Exercise goal →
Every line below should be copied exactly; drop the pictures.

┏━━

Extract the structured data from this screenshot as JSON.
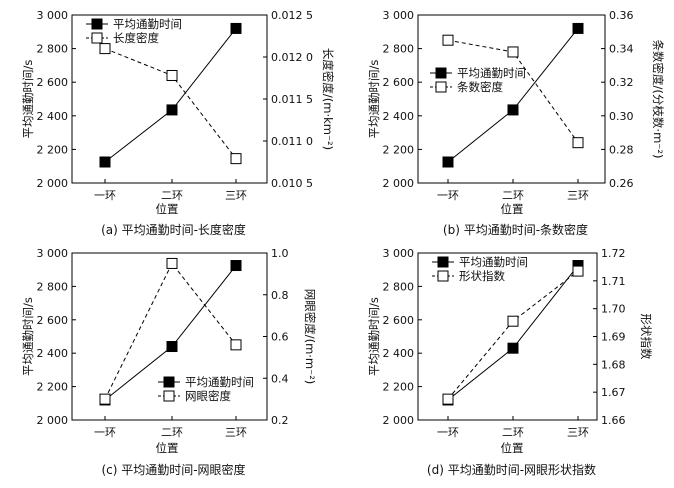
{
  "chart_data": [
    {
      "type": "line",
      "caption": "(a) 平均通勤时间-长度密度",
      "xlabel": "位置",
      "categories": [
        "一环",
        "二环",
        "三环"
      ],
      "y_left": {
        "label": "平均通勤时间/s",
        "ticks": [
          "2 000",
          "2 200",
          "2 400",
          "2 600",
          "2 800",
          "3 000"
        ],
        "lim": [
          2000,
          3000
        ]
      },
      "y_right": {
        "label": "长度密度/(m·km⁻²)",
        "ticks": [
          "0.010 5",
          "0.011 0",
          "0.011 5",
          "0.012 0",
          "0.012 5"
        ],
        "lim": [
          0.0105,
          0.0125
        ]
      },
      "series": [
        {
          "name": "平均通勤时间",
          "axis": "left",
          "marker": "filled",
          "line": "solid",
          "values": [
            2125,
            2435,
            2920
          ]
        },
        {
          "name": "长度密度",
          "axis": "right",
          "marker": "open",
          "line": "dashed",
          "values": [
            0.0121,
            0.01178,
            0.01079
          ]
        }
      ],
      "legend_pos": "top-left"
    },
    {
      "type": "line",
      "caption": "(b) 平均通勤时间-条数密度",
      "xlabel": "位置",
      "categories": [
        "一环",
        "二环",
        "三环"
      ],
      "y_left": {
        "label": "平均通勤时间/s",
        "ticks": [
          "2 000",
          "2 200",
          "2 400",
          "2 600",
          "2 800",
          "3 000"
        ],
        "lim": [
          2000,
          3000
        ]
      },
      "y_right": {
        "label": "条数密度/(分枝数·m⁻²)",
        "ticks": [
          "0.26",
          "0.28",
          "0.30",
          "0.32",
          "0.34",
          "0.36"
        ],
        "lim": [
          0.26,
          0.36
        ]
      },
      "series": [
        {
          "name": "平均通勤时间",
          "axis": "left",
          "marker": "filled",
          "line": "solid",
          "values": [
            2125,
            2435,
            2920
          ]
        },
        {
          "name": "条数密度",
          "axis": "right",
          "marker": "open",
          "line": "dashed",
          "values": [
            0.345,
            0.338,
            0.284
          ]
        }
      ],
      "legend_pos": "middle-left"
    },
    {
      "type": "line",
      "caption": "(c) 平均通勤时间-网眼密度",
      "xlabel": "位置",
      "categories": [
        "一环",
        "二环",
        "三环"
      ],
      "y_left": {
        "label": "平均通勤时间/s",
        "ticks": [
          "2 000",
          "2 200",
          "2 400",
          "2 600",
          "2 800",
          "3 000"
        ],
        "lim": [
          2000,
          3000
        ]
      },
      "y_right": {
        "label": "网眼密度/(m·m⁻²)",
        "ticks": [
          "0.2",
          "0.4",
          "0.6",
          "0.8",
          "1.0"
        ],
        "lim": [
          0.2,
          1.0
        ]
      },
      "series": [
        {
          "name": "平均通勤时间",
          "axis": "left",
          "marker": "filled",
          "line": "solid",
          "values": [
            2120,
            2440,
            2925
          ]
        },
        {
          "name": "网眼密度",
          "axis": "right",
          "marker": "open",
          "line": "dashed",
          "values": [
            0.3,
            0.95,
            0.56
          ]
        }
      ],
      "legend_pos": "bottom-right"
    },
    {
      "type": "line",
      "caption": "(d) 平均通勤时间-网眼形状指数",
      "xlabel": "位置",
      "categories": [
        "一环",
        "二环",
        "三环"
      ],
      "y_left": {
        "label": "平均通勤时间/s",
        "ticks": [
          "2 000",
          "2 200",
          "2 400",
          "2 600",
          "2 800",
          "3 000"
        ],
        "lim": [
          2000,
          3000
        ]
      },
      "y_right": {
        "label": "形状指数",
        "ticks": [
          "1.66",
          "1.67",
          "1.68",
          "1.69",
          "1.70",
          "1.71",
          "1.72"
        ],
        "lim": [
          1.66,
          1.72
        ]
      },
      "series": [
        {
          "name": "平均通勤时间",
          "axis": "left",
          "marker": "filled",
          "line": "solid",
          "values": [
            2120,
            2430,
            2925
          ]
        },
        {
          "name": "形状指数",
          "axis": "right",
          "marker": "open",
          "line": "dashed",
          "values": [
            1.6675,
            1.6955,
            1.7135
          ]
        }
      ],
      "legend_pos": "top-left"
    }
  ]
}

┗━━

Problem solution →
Extract the structured data from this screenshot as JSON.
{
  "chart_data": [
    {
      "type": "line",
      "caption": "(a) 平均通勤时间-长度密度",
      "xlabel": "位置",
      "categories": [
        "一环",
        "二环",
        "三环"
      ],
      "y_left": {
        "label": "平均通勤时间/s",
        "ticks": [
          "2 000",
          "2 200",
          "2 400",
          "2 600",
          "2 800",
          "3 000"
        ],
        "lim": [
          2000,
          3000
        ]
      },
      "y_right": {
        "label": "长度密度/(m·km⁻²)",
        "ticks": [
          "0.010 5",
          "0.011 0",
          "0.011 5",
          "0.012 0",
          "0.012 5"
        ],
        "lim": [
          0.0105,
          0.0125
        ]
      },
      "series": [
        {
          "name": "平均通勤时间",
          "axis": "left",
          "marker": "filled",
          "line": "solid",
          "values": [
            2125,
            2435,
            2920
          ]
        },
        {
          "name": "长度密度",
          "axis": "right",
          "marker": "open",
          "line": "dashed",
          "values": [
            0.0121,
            0.01178,
            0.01079
          ]
        }
      ],
      "legend_pos": "top-left"
    },
    {
      "type": "line",
      "caption": "(b) 平均通勤时间-条数密度",
      "xlabel": "位置",
      "categories": [
        "一环",
        "二环",
        "三环"
      ],
      "y_left": {
        "label": "平均通勤时间/s",
        "ticks": [
          "2 000",
          "2 200",
          "2 400",
          "2 600",
          "2 800",
          "3 000"
        ],
        "lim": [
          2000,
          3000
        ]
      },
      "y_right": {
        "label": "条数密度/(分枝数·m⁻²)",
        "ticks": [
          "0.26",
          "0.28",
          "0.30",
          "0.32",
          "0.34",
          "0.36"
        ],
        "lim": [
          0.26,
          0.36
        ]
      },
      "series": [
        {
          "name": "平均通勤时间",
          "axis": "left",
          "marker": "filled",
          "line": "solid",
          "values": [
            2125,
            2435,
            2920
          ]
        },
        {
          "name": "条数密度",
          "axis": "right",
          "marker": "open",
          "line": "dashed",
          "values": [
            0.345,
            0.338,
            0.284
          ]
        }
      ],
      "legend_pos": "middle-left"
    },
    {
      "type": "line",
      "caption": "(c) 平均通勤时间-网眼密度",
      "xlabel": "位置",
      "categories": [
        "一环",
        "二环",
        "三环"
      ],
      "y_left": {
        "label": "平均通勤时间/s",
        "ticks": [
          "2 000",
          "2 200",
          "2 400",
          "2 600",
          "2 800",
          "3 000"
        ],
        "lim": [
          2000,
          3000
        ]
      },
      "y_right": {
        "label": "网眼密度/(m·m⁻²)",
        "ticks": [
          "0.2",
          "0.4",
          "0.6",
          "0.8",
          "1.0"
        ],
        "lim": [
          0.2,
          1.0
        ]
      },
      "series": [
        {
          "name": "平均通勤时间",
          "axis": "left",
          "marker": "filled",
          "line": "solid",
          "values": [
            2120,
            2440,
            2925
          ]
        },
        {
          "name": "网眼密度",
          "axis": "right",
          "marker": "open",
          "line": "dashed",
          "values": [
            0.3,
            0.95,
            0.56
          ]
        }
      ],
      "legend_pos": "bottom-right"
    },
    {
      "type": "line",
      "caption": "(d) 平均通勤时间-网眼形状指数",
      "xlabel": "位置",
      "categories": [
        "一环",
        "二环",
        "三环"
      ],
      "y_left": {
        "label": "平均通勤时间/s",
        "ticks": [
          "2 000",
          "2 200",
          "2 400",
          "2 600",
          "2 800",
          "3 000"
        ],
        "lim": [
          2000,
          3000
        ]
      },
      "y_right": {
        "label": "形状指数",
        "ticks": [
          "1.66",
          "1.67",
          "1.68",
          "1.69",
          "1.70",
          "1.71",
          "1.72"
        ],
        "lim": [
          1.66,
          1.72
        ]
      },
      "series": [
        {
          "name": "平均通勤时间",
          "axis": "left",
          "marker": "filled",
          "line": "solid",
          "values": [
            2120,
            2430,
            2925
          ]
        },
        {
          "name": "形状指数",
          "axis": "right",
          "marker": "open",
          "line": "dashed",
          "values": [
            1.6675,
            1.6955,
            1.7135
          ]
        }
      ],
      "legend_pos": "top-left"
    }
  ]
}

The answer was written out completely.